_Instructions for the task_
Check each line of the records for "miljoner"; collect those that have it.
====
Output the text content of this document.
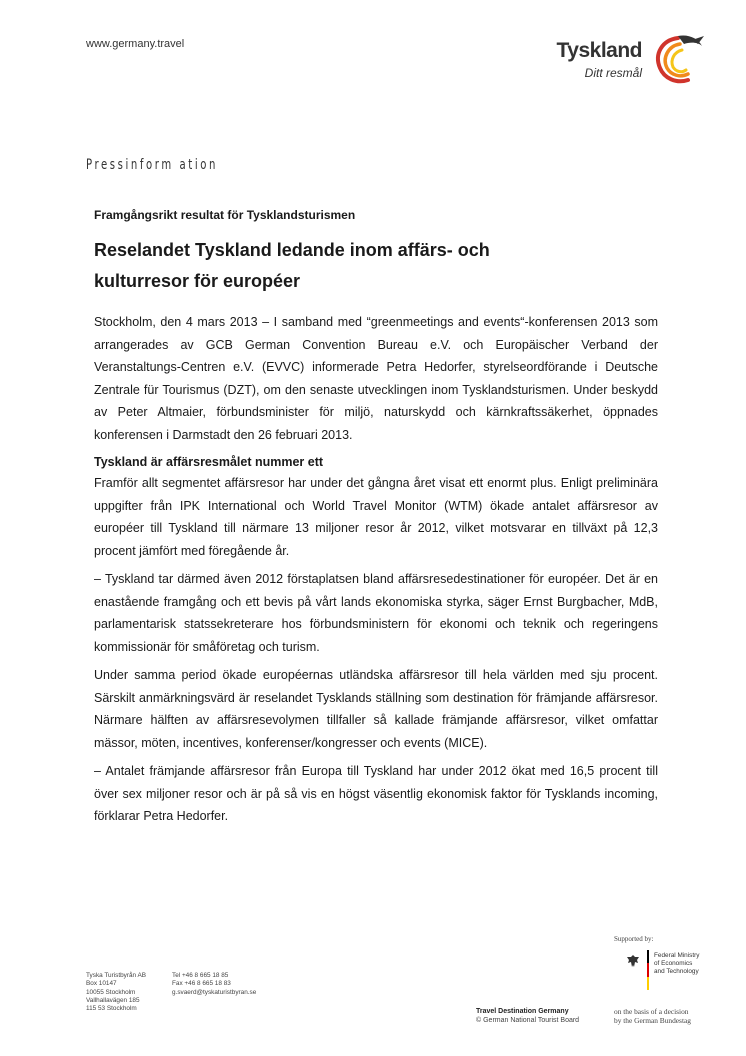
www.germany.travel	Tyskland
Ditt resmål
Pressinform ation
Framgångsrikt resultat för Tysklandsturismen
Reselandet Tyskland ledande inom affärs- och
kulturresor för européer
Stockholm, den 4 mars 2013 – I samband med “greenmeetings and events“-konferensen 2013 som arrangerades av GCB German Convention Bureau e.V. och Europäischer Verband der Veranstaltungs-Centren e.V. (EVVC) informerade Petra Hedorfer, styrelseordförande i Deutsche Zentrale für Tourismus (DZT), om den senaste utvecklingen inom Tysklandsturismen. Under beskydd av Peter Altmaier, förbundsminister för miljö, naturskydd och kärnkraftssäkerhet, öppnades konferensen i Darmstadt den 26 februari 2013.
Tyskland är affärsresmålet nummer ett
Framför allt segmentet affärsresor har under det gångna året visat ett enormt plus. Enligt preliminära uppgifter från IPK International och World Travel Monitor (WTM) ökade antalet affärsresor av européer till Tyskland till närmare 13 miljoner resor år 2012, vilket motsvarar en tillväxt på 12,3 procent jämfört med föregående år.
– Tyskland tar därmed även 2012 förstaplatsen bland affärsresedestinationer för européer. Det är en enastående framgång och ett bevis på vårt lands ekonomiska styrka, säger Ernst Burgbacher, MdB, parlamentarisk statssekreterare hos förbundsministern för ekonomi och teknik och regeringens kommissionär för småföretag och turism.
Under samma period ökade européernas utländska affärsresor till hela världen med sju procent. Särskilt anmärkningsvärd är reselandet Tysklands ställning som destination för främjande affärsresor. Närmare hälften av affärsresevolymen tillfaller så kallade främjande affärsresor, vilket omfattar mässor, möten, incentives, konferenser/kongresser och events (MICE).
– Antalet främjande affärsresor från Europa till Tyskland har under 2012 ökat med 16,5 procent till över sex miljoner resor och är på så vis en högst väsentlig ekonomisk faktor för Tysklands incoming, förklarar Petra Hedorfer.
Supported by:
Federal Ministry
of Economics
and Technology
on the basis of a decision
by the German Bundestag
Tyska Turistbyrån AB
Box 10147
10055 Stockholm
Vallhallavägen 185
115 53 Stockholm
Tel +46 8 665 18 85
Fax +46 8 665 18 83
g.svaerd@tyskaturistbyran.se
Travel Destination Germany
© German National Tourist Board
====
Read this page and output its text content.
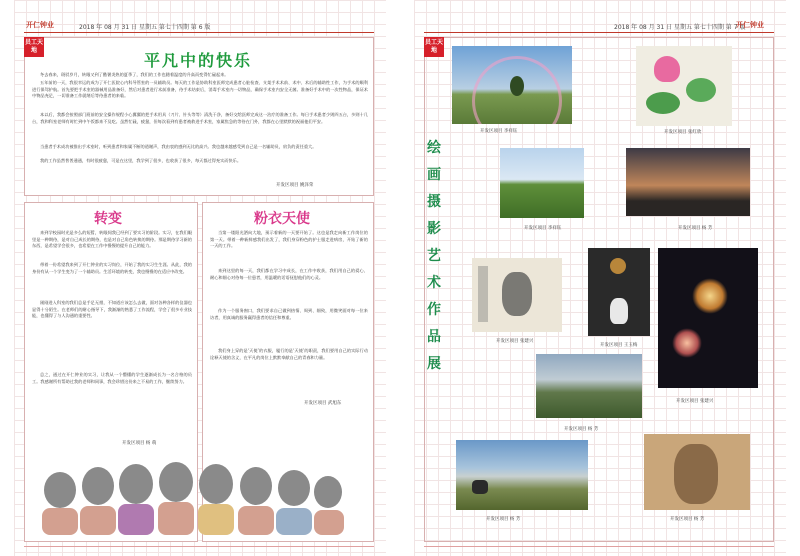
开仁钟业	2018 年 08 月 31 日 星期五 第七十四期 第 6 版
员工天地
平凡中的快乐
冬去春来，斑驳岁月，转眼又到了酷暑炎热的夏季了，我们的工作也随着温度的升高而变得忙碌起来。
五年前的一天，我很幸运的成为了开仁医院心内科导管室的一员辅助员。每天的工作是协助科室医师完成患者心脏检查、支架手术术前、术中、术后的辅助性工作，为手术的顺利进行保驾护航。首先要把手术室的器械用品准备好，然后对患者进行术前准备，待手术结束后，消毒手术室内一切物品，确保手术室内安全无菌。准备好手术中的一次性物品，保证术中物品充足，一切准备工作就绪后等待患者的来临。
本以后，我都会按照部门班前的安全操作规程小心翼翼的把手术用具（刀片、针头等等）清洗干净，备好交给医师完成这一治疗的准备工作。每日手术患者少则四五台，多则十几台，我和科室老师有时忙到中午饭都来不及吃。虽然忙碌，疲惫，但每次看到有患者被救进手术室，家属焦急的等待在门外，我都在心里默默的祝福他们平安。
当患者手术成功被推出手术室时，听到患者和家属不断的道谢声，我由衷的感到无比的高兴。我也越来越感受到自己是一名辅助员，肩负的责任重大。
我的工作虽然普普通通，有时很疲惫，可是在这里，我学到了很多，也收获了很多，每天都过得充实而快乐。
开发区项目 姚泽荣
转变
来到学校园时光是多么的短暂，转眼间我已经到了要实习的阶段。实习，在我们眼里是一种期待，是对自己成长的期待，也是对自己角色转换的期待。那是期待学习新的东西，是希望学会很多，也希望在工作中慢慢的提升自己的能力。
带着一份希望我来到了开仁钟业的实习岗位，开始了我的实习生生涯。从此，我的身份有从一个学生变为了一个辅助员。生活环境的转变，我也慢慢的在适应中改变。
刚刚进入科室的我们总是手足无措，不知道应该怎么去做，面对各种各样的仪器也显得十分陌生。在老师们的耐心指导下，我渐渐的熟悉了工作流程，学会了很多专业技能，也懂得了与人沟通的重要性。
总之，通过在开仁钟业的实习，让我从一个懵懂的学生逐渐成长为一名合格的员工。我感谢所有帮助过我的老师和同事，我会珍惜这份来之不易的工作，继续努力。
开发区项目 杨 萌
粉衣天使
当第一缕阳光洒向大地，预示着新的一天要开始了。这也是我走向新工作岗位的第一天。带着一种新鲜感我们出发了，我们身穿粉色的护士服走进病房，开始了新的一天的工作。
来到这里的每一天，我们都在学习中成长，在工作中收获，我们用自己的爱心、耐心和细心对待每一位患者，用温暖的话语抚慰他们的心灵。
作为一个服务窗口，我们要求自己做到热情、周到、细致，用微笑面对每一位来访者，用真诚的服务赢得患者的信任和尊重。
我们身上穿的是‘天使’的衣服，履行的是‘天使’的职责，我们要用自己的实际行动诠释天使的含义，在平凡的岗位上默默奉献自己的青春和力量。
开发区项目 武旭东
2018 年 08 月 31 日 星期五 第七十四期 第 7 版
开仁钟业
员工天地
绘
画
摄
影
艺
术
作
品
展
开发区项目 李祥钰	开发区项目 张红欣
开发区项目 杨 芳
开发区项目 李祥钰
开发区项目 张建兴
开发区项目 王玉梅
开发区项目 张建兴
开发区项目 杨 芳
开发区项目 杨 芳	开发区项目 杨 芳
====
_Output for this exercise_
Framför allt segmentet affärsresor har under det gångna året visat ett enormt plus. Enligt preliminära uppgifter från IPK International och World Travel Monitor (WTM) ökade antalet affärsresor av européer till Tyskland till närmare 13 miljoner resor år 2012, vilket motsvarar en tillväxt på 12,3 procent jämfört med föregående år.
– Antalet främjande affärsresor från Europa till Tyskland har under 2012 ökat med 16,5 procent till över sex miljoner resor och är på så vis en högst väsentlig ekonomisk faktor för Tysklands incoming, förklarar Petra Hedorfer.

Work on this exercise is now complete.